**YOUR TASK**
Locate "Decode this image" in the data below, then output the line it is on and all following lines through the last, word for word. Skip any pictures.

- - - - -

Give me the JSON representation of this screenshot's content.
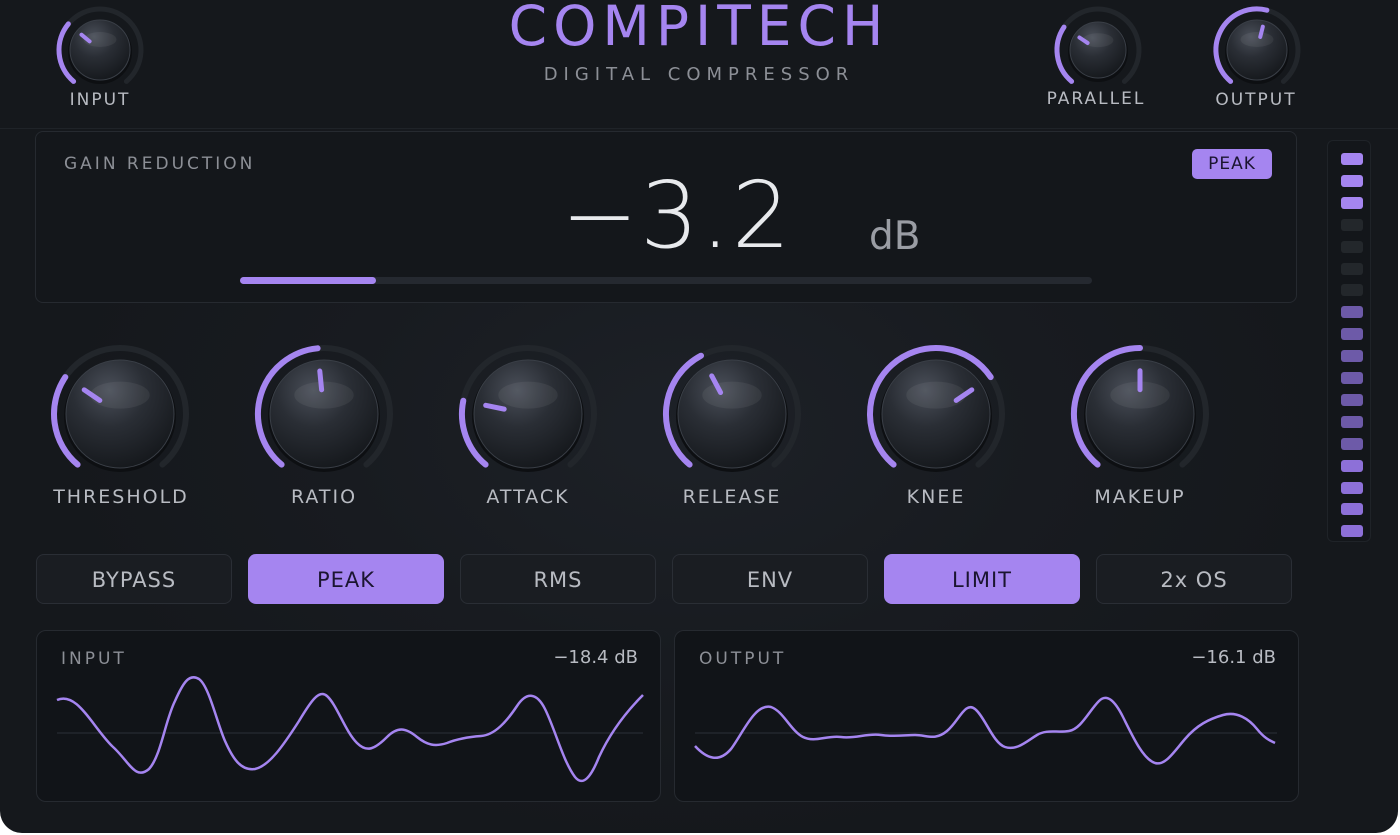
{
  "header": {
    "title": "COMPITECH",
    "subtitle": "DIGITAL COMPRESSOR"
  },
  "top_knobs": {
    "input": {
      "label": "INPUT",
      "level": 0.32
    },
    "parallel": {
      "label": "PARALLEL",
      "level": 0.3
    },
    "output": {
      "label": "OUTPUT",
      "level": 0.55
    }
  },
  "gain_reduction": {
    "title": "GAIN REDUCTION",
    "value": "−3.2",
    "unit": "dB",
    "badge": "PEAK",
    "bar_level": 0.16
  },
  "main_knobs": [
    {
      "label": "THRESHOLD",
      "level": 0.3
    },
    {
      "label": "RATIO",
      "level": 0.48
    },
    {
      "label": "ATTACK",
      "level": 0.22
    },
    {
      "label": "RELEASE",
      "level": 0.4
    },
    {
      "label": "KNEE",
      "level": 0.7
    },
    {
      "label": "MAKEUP",
      "level": 0.5
    }
  ],
  "modes": [
    {
      "label": "BYPASS",
      "active": false
    },
    {
      "label": "PEAK",
      "active": true
    },
    {
      "label": "RMS",
      "active": false
    },
    {
      "label": "ENV",
      "active": false
    },
    {
      "label": "LIMIT",
      "active": true
    },
    {
      "label": "2x OS",
      "active": false
    }
  ],
  "meter": {
    "segments": 18,
    "top_lit": 3,
    "bottom_lit": 11
  },
  "scopes": {
    "input": {
      "title": "INPUT",
      "level": "−18.4 dB"
    },
    "output": {
      "title": "OUTPUT",
      "level": "−16.1 dB"
    }
  },
  "colors": {
    "accent": "#a585f0",
    "accent_dim": "#6d5aa8",
    "meter_off": "#23272b",
    "background": "#181b20",
    "text": "#b8bbc2"
  }
}
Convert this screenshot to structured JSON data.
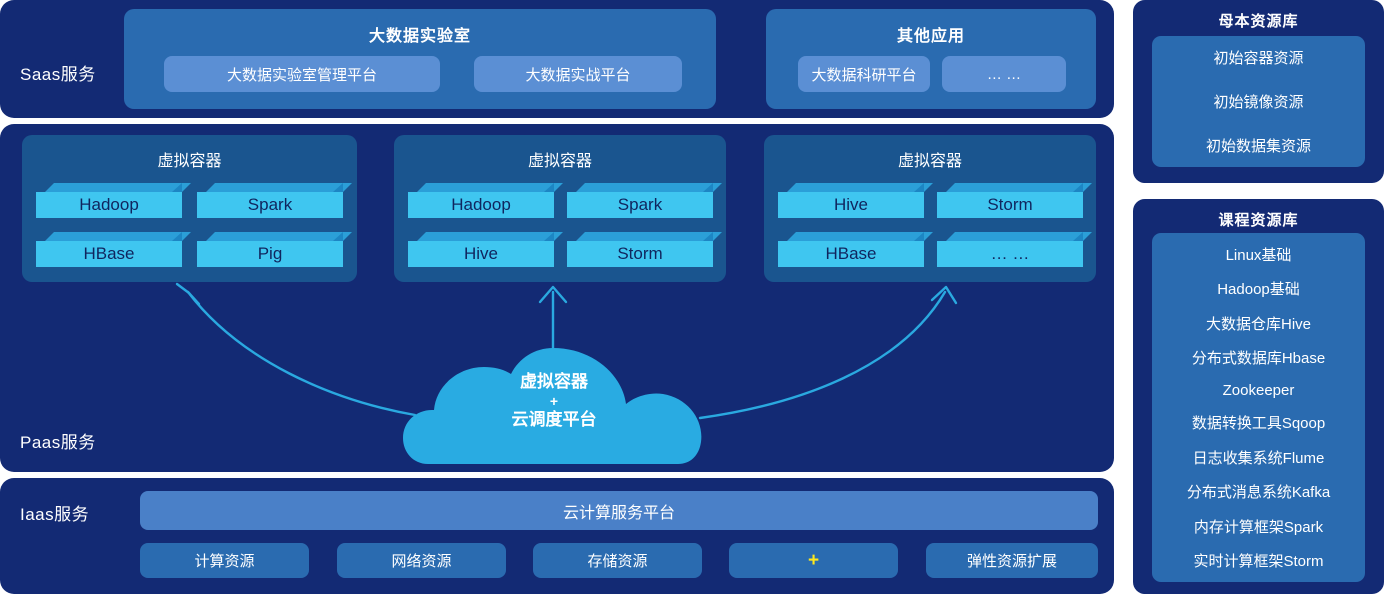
{
  "layers": {
    "saas": {
      "label": "Saas服务"
    },
    "paas": {
      "label": "Paas服务"
    },
    "iaas": {
      "label": "Iaas服务"
    }
  },
  "saas": {
    "groups": [
      {
        "title": "大数据实验室",
        "buttons": [
          "大数据实验室管理平台",
          "大数据实战平台"
        ]
      },
      {
        "title": "其他应用",
        "buttons": [
          "大数据科研平台",
          "… …"
        ]
      }
    ]
  },
  "paas": {
    "containers": [
      {
        "title": "虚拟容器",
        "items": [
          "Hadoop",
          "Spark",
          "HBase",
          "Pig"
        ]
      },
      {
        "title": "虚拟容器",
        "items": [
          "Hadoop",
          "Spark",
          "Hive",
          "Storm"
        ]
      },
      {
        "title": "虚拟容器",
        "items": [
          "Hive",
          "Storm",
          "HBase",
          "… …"
        ]
      }
    ],
    "cloud": {
      "line1": "虚拟容器",
      "line2": "+",
      "line3": "云调度平台"
    }
  },
  "iaas": {
    "platform_bar": "云计算服务平台",
    "resources": [
      "计算资源",
      "网络资源",
      "存储资源",
      "+",
      "弹性资源扩展"
    ]
  },
  "side_panels": [
    {
      "title": "母本资源库",
      "items": [
        "初始容器资源",
        "初始镜像资源",
        "初始数据集资源"
      ]
    },
    {
      "title": "课程资源库",
      "items": [
        "Linux基础",
        "Hadoop基础",
        "大数据仓库Hive",
        "分布式数据库Hbase",
        "Zookeeper",
        "数据转换工具Sqoop",
        "日志收集系统Flume",
        "分布式消息系统Kafka",
        "内存计算框架Spark",
        "实时计算框架Storm"
      ]
    }
  ],
  "colors": {
    "background": "#ffffff",
    "layer_navy": "#132a74",
    "group_blue": "#2a6bb0",
    "button_light_blue": "#5b8fd4",
    "container_blue": "#1a558f",
    "box_face_cyan": "#3fc6f0",
    "box_top_cyan": "#2b9fd8",
    "cloud_blue": "#29abe2",
    "platform_bar_blue": "#4a80c8",
    "plus_yellow": "#ffe81c",
    "arrow_blue": "#2aa9e0"
  }
}
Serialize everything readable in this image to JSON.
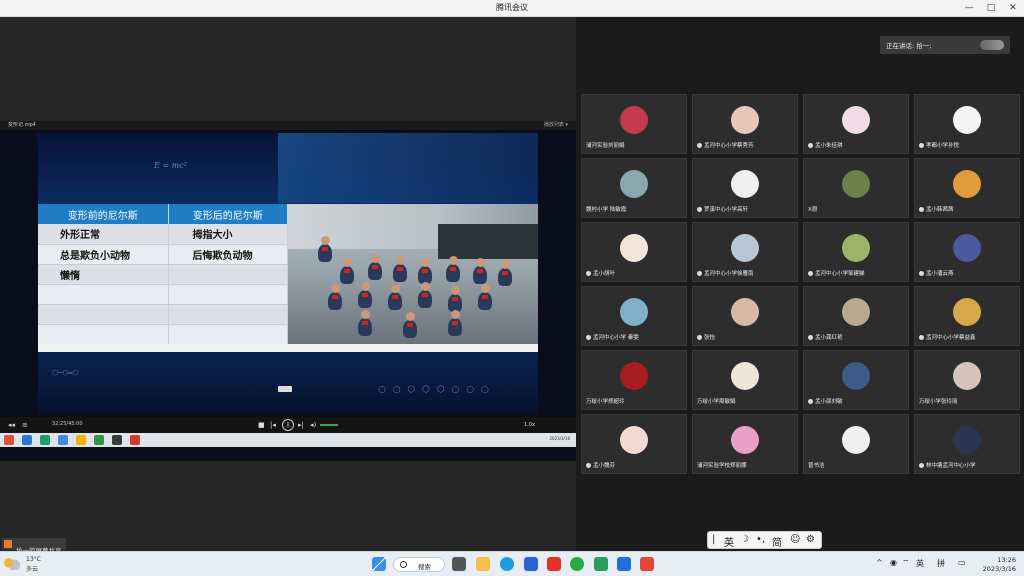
{
  "window": {
    "title": "腾讯会议",
    "controls": [
      "—",
      "□",
      "✕"
    ]
  },
  "video_player": {
    "filename": "变形记.mp4",
    "toolbar_text": "播放列表 ▾",
    "time": "32:25/45:00",
    "speed_label": "1.0x",
    "tray_text": "2023/3/16"
  },
  "slide": {
    "formula": "E = mc²",
    "table": {
      "headers": [
        "变形前的尼尔斯",
        "变形后的尼尔斯"
      ],
      "rows": [
        [
          "外形正常",
          "拇指大小"
        ],
        [
          "总是欺负小动物",
          "后悔欺负动物"
        ],
        [
          "懒惰",
          ""
        ],
        [
          "",
          ""
        ],
        [
          "",
          ""
        ],
        [
          "",
          ""
        ]
      ]
    }
  },
  "meeting": {
    "speaker_label": "正在讲话: 拾一;",
    "share_label": "拾一的屏幕共享",
    "participants": [
      {
        "name": "浦河实验刘丽娟",
        "mic": false,
        "avatar": "pink-flowers",
        "color": "#c23a4c"
      },
      {
        "name": "孟河中心小学蔡秀芳",
        "mic": true,
        "avatar": "girl-photo",
        "color": "#e9c7b8"
      },
      {
        "name": "孟小朱佳琪",
        "mic": true,
        "avatar": "cartoon-bunny",
        "color": "#f4d9e6"
      },
      {
        "name": "孝都小学孙悦",
        "mic": true,
        "avatar": "cartoon-cat",
        "color": "#f5f5f5"
      },
      {
        "name": "魏村小学 陆敏霞",
        "mic": false,
        "avatar": "anime-girl",
        "color": "#8aa6b0"
      },
      {
        "name": "罗溪中心小学高轩",
        "mic": true,
        "avatar": "cartoon-robot",
        "color": "#f0f0f0"
      },
      {
        "name": "X遐",
        "mic": false,
        "avatar": "nature-photo",
        "color": "#6f7f4a"
      },
      {
        "name": "孟小韩茜茜",
        "mic": true,
        "avatar": "cartoon-dog",
        "color": "#e39a3a"
      },
      {
        "name": "孟小胡叶",
        "mic": true,
        "avatar": "cartoon-fox",
        "color": "#f2e6d6"
      },
      {
        "name": "孟河中心小学徐雁南",
        "mic": true,
        "avatar": "child-photo",
        "color": "#b8c7d6"
      },
      {
        "name": "孟河中心小学邹建娣",
        "mic": true,
        "avatar": "plant-photo",
        "color": "#9cb46a"
      },
      {
        "name": "孟小潘云燕",
        "mic": true,
        "avatar": "sunset-photo",
        "color": "#4b5a9a"
      },
      {
        "name": "孟河中心小学 秦雯",
        "mic": true,
        "avatar": "sky-photo",
        "color": "#7fb0c8"
      },
      {
        "name": "张怡",
        "mic": true,
        "avatar": "girl-portrait",
        "color": "#d9b8a4"
      },
      {
        "name": "孟小龚红艳",
        "mic": true,
        "avatar": "texture-photo",
        "color": "#b9a88f"
      },
      {
        "name": "孟河中心小学蔡益鑫",
        "mic": true,
        "avatar": "cartoon-bear",
        "color": "#d6a84a"
      },
      {
        "name": "万绥小学郑超玲",
        "mic": false,
        "avatar": "red-flower",
        "color": "#a81c22"
      },
      {
        "name": "万绥小学周敏娟",
        "mic": false,
        "avatar": "cartoon-boy",
        "color": "#efe6d5"
      },
      {
        "name": "孟小邵刘敏",
        "mic": true,
        "avatar": "sea-photo",
        "color": "#3d5c8a"
      },
      {
        "name": "万绥小学张玲丽",
        "mic": false,
        "avatar": "hand-photo",
        "color": "#d5c3bb"
      },
      {
        "name": "孟小魏芬",
        "mic": true,
        "avatar": "cartoon-girl",
        "color": "#f3d9d2"
      },
      {
        "name": "浦河实验学校郑丽娜",
        "mic": false,
        "avatar": "pink-toy",
        "color": "#e8a0c6"
      },
      {
        "name": "曾书洁",
        "mic": false,
        "avatar": "sketch-photo",
        "color": "#f0f0f0"
      },
      {
        "name": "林中塘孟河中心小学",
        "mic": true,
        "avatar": "man-portrait",
        "color": "#2c3550"
      }
    ]
  },
  "ime": {
    "items": [
      "|",
      "英",
      "☽",
      "•,",
      "简",
      "☺",
      "⚙"
    ]
  },
  "taskbar": {
    "weather_temp": "13°C",
    "weather_cond": "多云",
    "search_label": "搜索",
    "tray_items": [
      "^",
      "英",
      "拼"
    ],
    "time": "13:26",
    "date": "2023/3/16"
  }
}
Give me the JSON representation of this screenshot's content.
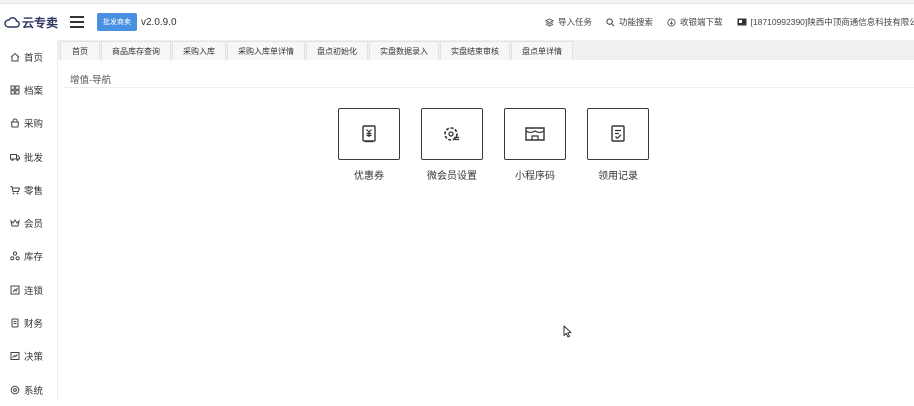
{
  "app": {
    "brand": "云专卖",
    "badge": "批发商卖",
    "version": "v2.0.9.0"
  },
  "header": {
    "links": [
      {
        "label": "导入任务",
        "icon": "import-task-icon"
      },
      {
        "label": "功能搜索",
        "icon": "search-icon"
      },
      {
        "label": "收银端下载",
        "icon": "download-icon"
      }
    ],
    "user": "[18710992390]陕西中顶商通信息科技有限公"
  },
  "sidebar": {
    "items": [
      {
        "label": "首页",
        "icon": "home-icon"
      },
      {
        "label": "档案",
        "icon": "archive-icon"
      },
      {
        "label": "采购",
        "icon": "purchase-icon"
      },
      {
        "label": "批发",
        "icon": "wholesale-icon"
      },
      {
        "label": "零售",
        "icon": "retail-cart-icon"
      },
      {
        "label": "会员",
        "icon": "member-icon"
      },
      {
        "label": "库存",
        "icon": "inventory-icon"
      },
      {
        "label": "连锁",
        "icon": "chain-icon"
      },
      {
        "label": "财务",
        "icon": "finance-icon"
      },
      {
        "label": "决策",
        "icon": "decision-icon"
      },
      {
        "label": "系统",
        "icon": "system-icon"
      }
    ]
  },
  "tabs": [
    "首页",
    "商品库存查询",
    "采购入库",
    "采购入库单详情",
    "盘点初始化",
    "实盘数据录入",
    "实盘结束审核",
    "盘点单详情"
  ],
  "breadcrumb": "增值-导航",
  "tiles": [
    {
      "label": "优惠券",
      "icon": "coupon-icon"
    },
    {
      "label": "微会员设置",
      "icon": "member-settings-icon"
    },
    {
      "label": "小程序码",
      "icon": "mini-program-icon"
    },
    {
      "label": "领用记录",
      "icon": "record-icon"
    }
  ],
  "colors": {
    "brand": "#2d3560",
    "badge": "#4a90e2",
    "tab_bar": "#f0f0f0"
  }
}
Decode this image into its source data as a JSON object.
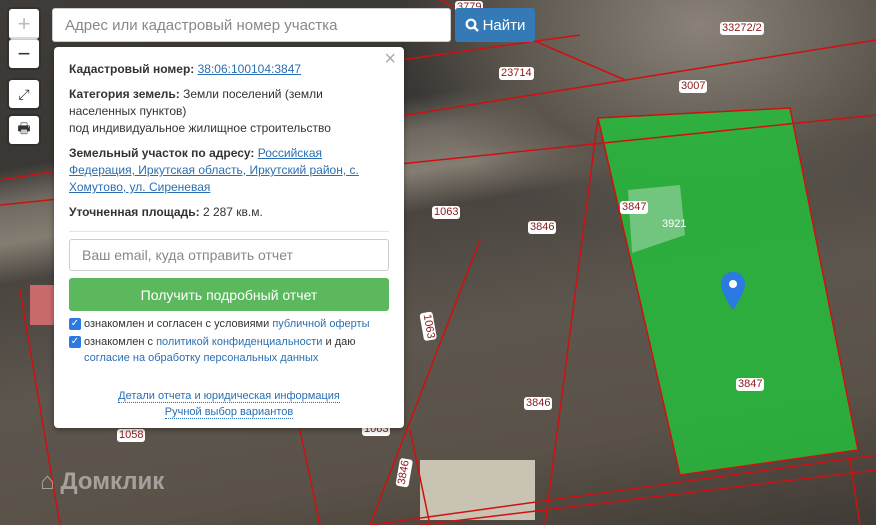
{
  "search": {
    "placeholder": "Адрес или кадастровый номер участка",
    "button": "Найти"
  },
  "controls": {
    "zoom_in": "+",
    "zoom_out": "−"
  },
  "popup": {
    "cadastral_label": "Кадастровый номер:",
    "cadastral_value": "38:06:100104:3847",
    "category_label": "Категория земель:",
    "category_value": "Земли поселений (земли населенных пунктов)",
    "category_use": "под индивидуальное жилищное строительство",
    "address_label": "Земельный участок по адресу:",
    "address_value": "Российская Федерация, Иркутская область, Иркутский район, с. Хомутово, ул. Сиреневая",
    "area_label": "Уточненная площадь:",
    "area_value": "2 287 кв.м.",
    "email_placeholder": "Ваш email, куда отправить отчет",
    "get_report": "Получить подробный отчет",
    "consent1_text": "ознакомлен и согласен с условиями ",
    "consent1_link": "публичной оферты",
    "consent2_text": "ознакомлен с ",
    "consent2_link": "политикой конфиденциальности",
    "consent2_mid": " и даю ",
    "consent2_link2": "согласие на обработку персональных данных",
    "details_link": "Детали отчета и юридическая информация",
    "manual_link": "Ручной выбор вариантов"
  },
  "parcels": [
    "3779",
    "33272/2",
    "23714",
    "3007",
    "3847",
    "3921",
    "1063",
    "3846",
    "1063",
    "3846",
    "1058",
    "1063",
    "3846",
    "3847"
  ],
  "watermark": "Домклик",
  "colors": {
    "parcel_fill": "#22c13a",
    "boundary": "#d01010",
    "accent": "#337ab7",
    "green_button": "#5cb85c"
  }
}
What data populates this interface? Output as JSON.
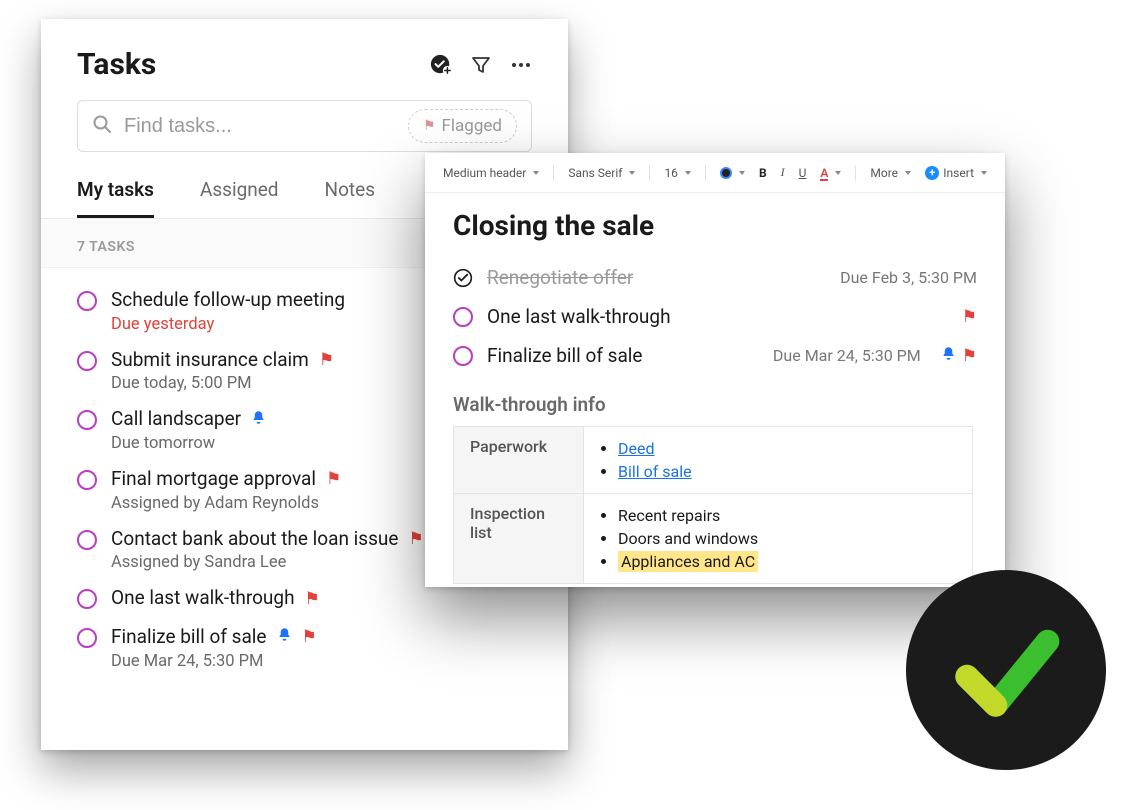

- - - - -

**WRITTEN SOLUTION**
Decode this image into its source data as a JSON object.
{
  "search": {
    "placeholder": "Адрес или кадастровый номер участка",
    "button": "Найти"
  },
  "controls": {
    "zoom_in": "+",
    "zoom_out": "−"
  },
  "popup": {
    "cadastral_label": "Кадастровый номер:",
    "cadastral_value": "38:06:100104:3847",
    "category_label": "Категория земель:",
    "category_value": "Земли поселений (земли населенных пунктов)",
    "category_use": "под индивидуальное жилищное строительство",
    "address_label": "Земельный участок по адресу:",
    "address_value": "Российская Федерация, Иркутская область, Иркутский район, с. Хомутово, ул. Сиреневая",
    "area_label": "Уточненная площадь:",
    "area_value": "2 287 кв.м.",
    "email_placeholder": "Ваш email, куда отправить отчет",
    "get_report": "Получить подробный отчет",
    "consent1_text": "ознакомлен и согласен с условиями ",
    "consent1_link": "публичной оферты",
    "consent2_text": "ознакомлен с ",
    "consent2_link": "политикой конфиденциальности",
    "consent2_mid": " и даю ",
    "consent2_link2": "согласие на обработку персональных данных",
    "details_link": "Детали отчета и юридическая информация",
    "manual_link": "Ручной выбор вариантов"
  },
  "parcels": [
    "3779",
    "33272/2",
    "23714",
    "3007",
    "3847",
    "3921",
    "1063",
    "3846",
    "1063",
    "3846",
    "1058",
    "1063",
    "3846",
    "3847"
  ],
  "watermark": "Домклик",
  "colors": {
    "parcel_fill": "#22c13a",
    "boundary": "#d01010",
    "accent": "#337ab7",
    "green_button": "#5cb85c"
  }
}
What data populates this interface? Output as JSON.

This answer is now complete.